Page extract:
----------------
Thousands of educators, ed-tech providers, and students are convening here for ISTE 2015, the country’s largest gathering dedicated to advancing—and understanding—the impact, and potential, of technology in education.
Participants and presenters hail from Saudi Arabia to Australia, from China to the U.K., but the vast majority of attendees call one of the 50 states home.
Hosted by the Washington-based International Society for Technology in Education, the conference, held Sunday through Wednesday, is expected to draw 18,000 attendees.
Even with education funding commanding only 3 percent of the federal “budget pie”—as indicated by the sliver above—ed-tech is increasingly considered a necessity in districts, wherever the funds for it can be found.
Before its opening keynote, ISTE displayed slides showcasing the organization’s advocacy role in helping “to secure a $1.5 billion annual E-rate increase that will fund broadband and Wi-Fi for all classrooms,” and its work with state affiliates to boost funding. The organization indicated Massachusetts’ funding increased $38 million, New York by $2 billion, and Nevada by $22 million, at least in part because of the organization’s advocacy.
ISTE attendees also are encouraged to send a “prewritten letter to Congress about ed-tech funding,” which would entitle them to an entry ticket for a drawing for a FitBit or Kindle Fire.
----------------
Provided records:
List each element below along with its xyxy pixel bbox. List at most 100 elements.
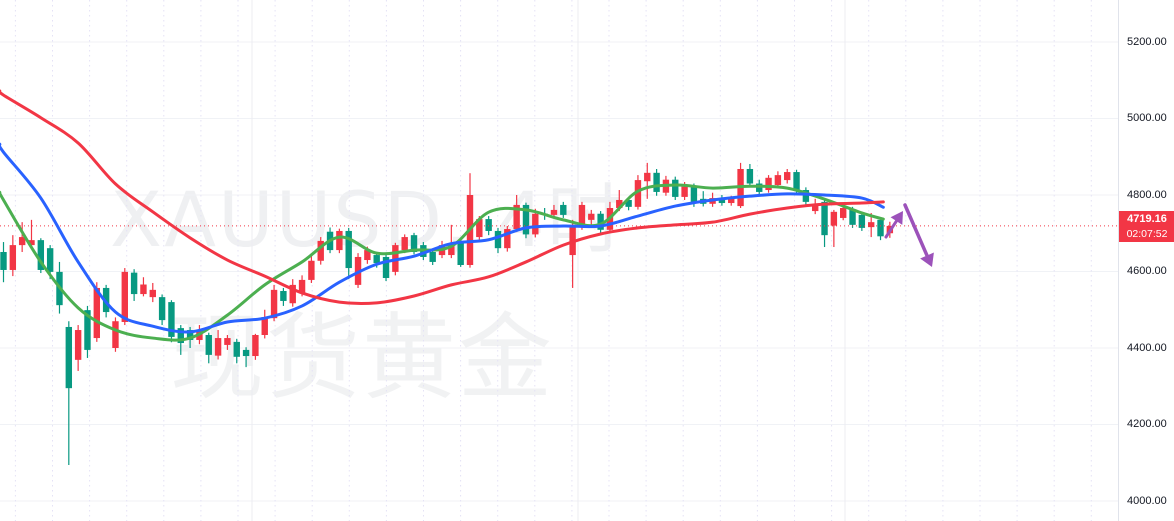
candle[interactable] (28, 240, 35, 246)
candle[interactable] (756, 183, 763, 192)
candle[interactable] (37, 240, 45, 270)
candle[interactable] (177, 328, 184, 344)
candle[interactable] (485, 219, 492, 231)
candle[interactable] (102, 287, 110, 313)
candle[interactable] (224, 338, 231, 345)
candle[interactable] (597, 213, 604, 230)
candle[interactable] (382, 256, 390, 279)
trend-arrow-up[interactable] (884, 219, 898, 239)
candle[interactable] (364, 250, 371, 261)
candle[interactable] (765, 177, 772, 191)
candle[interactable] (448, 243, 455, 256)
candle[interactable] (849, 209, 856, 225)
trend-arrow-down[interactable] (903, 203, 929, 258)
candle[interactable] (532, 213, 539, 235)
candle[interactable] (186, 330, 194, 340)
candle[interactable] (457, 243, 464, 265)
candle[interactable] (840, 208, 847, 218)
candle[interactable] (345, 230, 352, 269)
candle[interactable] (476, 219, 483, 238)
candle[interactable] (112, 321, 119, 348)
candle[interactable] (74, 330, 82, 360)
candle[interactable] (653, 172, 660, 192)
candle[interactable] (560, 204, 567, 215)
candle[interactable] (774, 175, 782, 186)
candle[interactable] (84, 310, 91, 350)
countdown-timer: 02:07:52 (1126, 228, 1168, 240)
price-axis-label: 4000.00 (1127, 494, 1167, 507)
candle[interactable] (261, 317, 268, 335)
candle[interactable] (308, 260, 315, 280)
candle[interactable] (298, 279, 306, 293)
candle[interactable] (289, 284, 296, 304)
candle[interactable] (784, 172, 791, 181)
ma-line-red[interactable] (0, 89, 885, 306)
candle[interactable] (634, 180, 642, 207)
candle[interactable] (214, 338, 222, 356)
candle[interactable] (830, 211, 838, 226)
candle[interactable] (858, 214, 866, 228)
trend-arrow-down-head[interactable] (920, 252, 934, 267)
candle[interactable] (821, 201, 828, 236)
candle[interactable] (718, 198, 726, 204)
candle[interactable] (793, 172, 800, 191)
candle[interactable] (616, 199, 623, 209)
candle[interactable] (233, 341, 240, 357)
candle[interactable] (625, 199, 632, 207)
price-axis-label: 4400.00 (1127, 341, 1167, 354)
candle[interactable] (728, 198, 735, 204)
price-axis-label: 5200.00 (1127, 35, 1167, 48)
chart-pane[interactable]: XAUUSD, 4时 现货黄金 (0, 0, 1118, 521)
candle[interactable] (522, 204, 530, 235)
candle[interactable] (867, 222, 875, 228)
last-price-value: 4719.16 (1127, 213, 1167, 225)
candle[interactable] (644, 172, 651, 182)
candle[interactable] (410, 235, 418, 252)
price-axis[interactable]: 5200.00 5000.00 4800.00 4600.00 4400.00 4200.… (1118, 0, 1174, 521)
candle[interactable] (205, 334, 212, 355)
candle[interactable] (317, 240, 324, 261)
candle[interactable] (877, 219, 884, 237)
ma-line-green[interactable] (0, 183, 885, 342)
candle[interactable] (513, 204, 520, 230)
candle[interactable] (130, 272, 138, 295)
candle[interactable] (270, 289, 278, 319)
candle[interactable] (690, 186, 698, 202)
candle[interactable] (494, 230, 502, 249)
trend-arrow-up-head[interactable] (890, 211, 903, 225)
candle[interactable] (429, 251, 436, 262)
candle[interactable] (812, 204, 819, 212)
price-axis-label: 5000.00 (1127, 112, 1167, 124)
candle[interactable] (504, 229, 511, 249)
candle[interactable] (0, 251, 7, 270)
candle[interactable] (550, 209, 558, 215)
candle[interactable] (401, 237, 408, 251)
candle[interactable] (578, 204, 586, 225)
candle[interactable] (802, 190, 810, 202)
candle[interactable] (121, 271, 128, 322)
candle[interactable] (746, 168, 754, 184)
candle[interactable] (672, 179, 679, 197)
candle[interactable] (373, 255, 380, 264)
candle[interactable] (569, 224, 576, 256)
candle[interactable] (681, 186, 688, 197)
candle[interactable] (280, 291, 287, 301)
price-axis-label: 4600.00 (1127, 265, 1167, 277)
candlestick-chart[interactable] (0, 0, 1118, 521)
candle[interactable] (158, 297, 166, 321)
candle[interactable] (336, 230, 343, 251)
price-axis-label: 4800.00 (1127, 188, 1167, 201)
candle[interactable] (46, 248, 54, 272)
candle[interactable] (93, 287, 100, 339)
candle[interactable] (9, 245, 17, 270)
candle[interactable] (18, 237, 26, 246)
candle[interactable] (65, 326, 73, 389)
candle[interactable] (588, 213, 595, 220)
candle[interactable] (252, 334, 259, 357)
candle[interactable] (242, 349, 250, 357)
ma-line-blue[interactable] (0, 142, 885, 334)
candle[interactable] (168, 302, 175, 337)
candle[interactable] (140, 284, 147, 295)
candle[interactable] (149, 289, 156, 298)
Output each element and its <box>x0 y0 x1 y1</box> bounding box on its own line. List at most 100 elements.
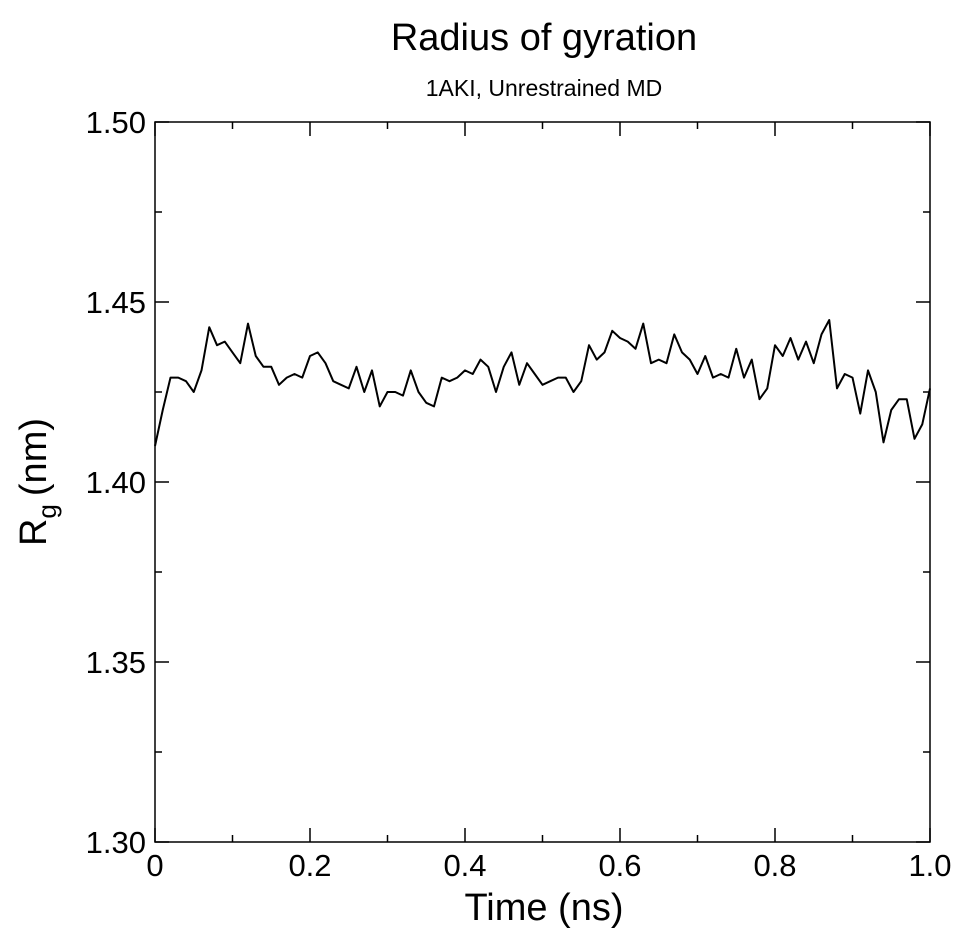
data-point <box>751 359 753 361</box>
data-point <box>766 387 768 389</box>
data-point <box>433 405 435 407</box>
data-point <box>201 369 203 371</box>
data-point <box>456 377 458 379</box>
data-point <box>247 323 249 325</box>
data-point <box>255 355 257 357</box>
y-axis-label-main: R <box>13 519 55 546</box>
data-point <box>573 391 575 393</box>
data-point <box>263 366 265 368</box>
data-point <box>464 369 466 371</box>
data-point <box>759 398 761 400</box>
data-point <box>875 391 877 393</box>
data-point <box>286 377 288 379</box>
data-point <box>301 377 303 379</box>
data-point <box>790 337 792 339</box>
data-point <box>441 377 443 379</box>
y-tick-labels: 1.30 1.35 1.40 1.45 1.50 <box>86 105 146 860</box>
data-point <box>371 369 373 371</box>
x-tick-label: 0.8 <box>753 848 796 883</box>
data-point <box>844 373 846 375</box>
data-point <box>208 326 210 328</box>
data-point <box>534 373 536 375</box>
data-point <box>317 351 319 353</box>
y-tick-label: 1.30 <box>86 825 146 860</box>
data-point <box>472 373 474 375</box>
data-point <box>154 445 156 447</box>
data-point <box>177 377 179 379</box>
data-point <box>549 380 551 382</box>
data-point <box>239 362 241 364</box>
data-point <box>332 380 334 382</box>
y-tick-label: 1.40 <box>86 465 146 500</box>
data-point <box>363 391 365 393</box>
data-point <box>518 384 520 386</box>
x-axis-label: Time (ns) <box>464 887 623 929</box>
chart-subtitle: 1AKI, Unrestrained MD <box>426 75 662 101</box>
y-tick-label: 1.45 <box>86 285 146 320</box>
data-point <box>425 402 427 404</box>
data-point <box>689 359 691 361</box>
data-point <box>728 377 730 379</box>
data-point <box>604 351 606 353</box>
data-point <box>294 373 296 375</box>
data-point <box>216 344 218 346</box>
data-point <box>813 362 815 364</box>
rg-series-line <box>154 319 931 447</box>
data-point <box>859 413 861 415</box>
data-point <box>720 373 722 375</box>
data-point <box>309 355 311 357</box>
y-tick-label: 1.50 <box>86 105 146 140</box>
data-point <box>487 366 489 368</box>
y-tick-label: 1.35 <box>86 645 146 680</box>
data-point <box>611 330 613 332</box>
x-tick-label: 0.6 <box>598 848 641 883</box>
data-point <box>224 341 226 343</box>
data-point <box>410 369 412 371</box>
x-tick-label: 0 <box>146 848 163 883</box>
data-point <box>642 323 644 325</box>
y-axis-label-unit: (nm) <box>13 418 55 496</box>
data-point <box>580 380 582 382</box>
chart-title: Radius of gyration <box>391 17 697 59</box>
data-point <box>418 391 420 393</box>
data-point <box>379 405 381 407</box>
data-point <box>852 377 854 379</box>
data-point <box>635 348 637 350</box>
data-point <box>394 391 396 393</box>
data-point <box>232 351 234 353</box>
data-point <box>906 398 908 400</box>
data-point <box>828 319 830 321</box>
x-tick-label: 0.2 <box>288 848 331 883</box>
data-point <box>185 380 187 382</box>
data-point <box>929 387 931 389</box>
data-point <box>170 377 172 379</box>
data-point <box>712 377 714 379</box>
data-point <box>340 384 342 386</box>
data-point <box>278 384 280 386</box>
data-point <box>666 362 668 364</box>
data-point <box>681 351 683 353</box>
data-point <box>805 341 807 343</box>
plot-frame <box>154 121 931 843</box>
data-point <box>402 395 404 397</box>
data-point <box>542 384 544 386</box>
data-point <box>836 387 838 389</box>
data-point <box>495 391 497 393</box>
data-point <box>673 333 675 335</box>
axis-ticks <box>154 121 931 843</box>
data-point <box>867 369 869 371</box>
data-point <box>348 387 350 389</box>
x-tick-label: 0.4 <box>443 848 486 883</box>
data-point <box>588 344 590 346</box>
data-point <box>914 438 916 440</box>
data-point <box>557 377 559 379</box>
data-point <box>619 337 621 339</box>
data-point <box>743 377 745 379</box>
data-point <box>526 362 528 364</box>
data-points <box>154 319 931 447</box>
data-point <box>697 373 699 375</box>
data-point <box>650 362 652 364</box>
data-point <box>565 377 567 379</box>
y-axis-label: Rg (nm) <box>13 418 62 546</box>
----------------
Goals:
(1) According to the ISTE 2015 article, why did education funding rise in Massachusetts, New York and Nevada? Answer in one to three sentences.
(2) Give the next few sentences of the ISTE 2015 article, picking up after its final sentence.
The lines have nothing to do with the ISTE 2015 article.

Solved tasks:
(1) ISTE said the increases came at least in part from its advocacy. It had worked with state affiliates to boost funding.

(2)
Two of the featured speakers during the opening ceremonies emphasized the importance of diversity in educational technology.
For students who are sidelined by opportunity or ethnicity in access to ed-tech and STEM careers, Rafranz Davis, executive director of professional and digital learning at Lufkin ISD in Texas, said the problem is this: “You can’t be what you can’t see.” She explained some biases students face, like being required to make an in-app purchase in order to get an avatar that resembles them.
Broadcast journalist Soledad O’Brien shared her experience growing up in a homogeneous Long Island community as the daughter of a black Cuban mother and a white Australian father—both educators—in a time when their family was the exception rather than the rule.
O’Brien focused on the inequities that exist today for many students, and said technology can be a means of bridging the chasm between what they don’t know, and what they should.
The young people O’Brien mentors often don’t know what jobs are available to them, because they have never heard of the careers, or seen them demonstrated, she said. A technology like Google Expeditions—which provides a virtual reality experience—can solve that problem, she said.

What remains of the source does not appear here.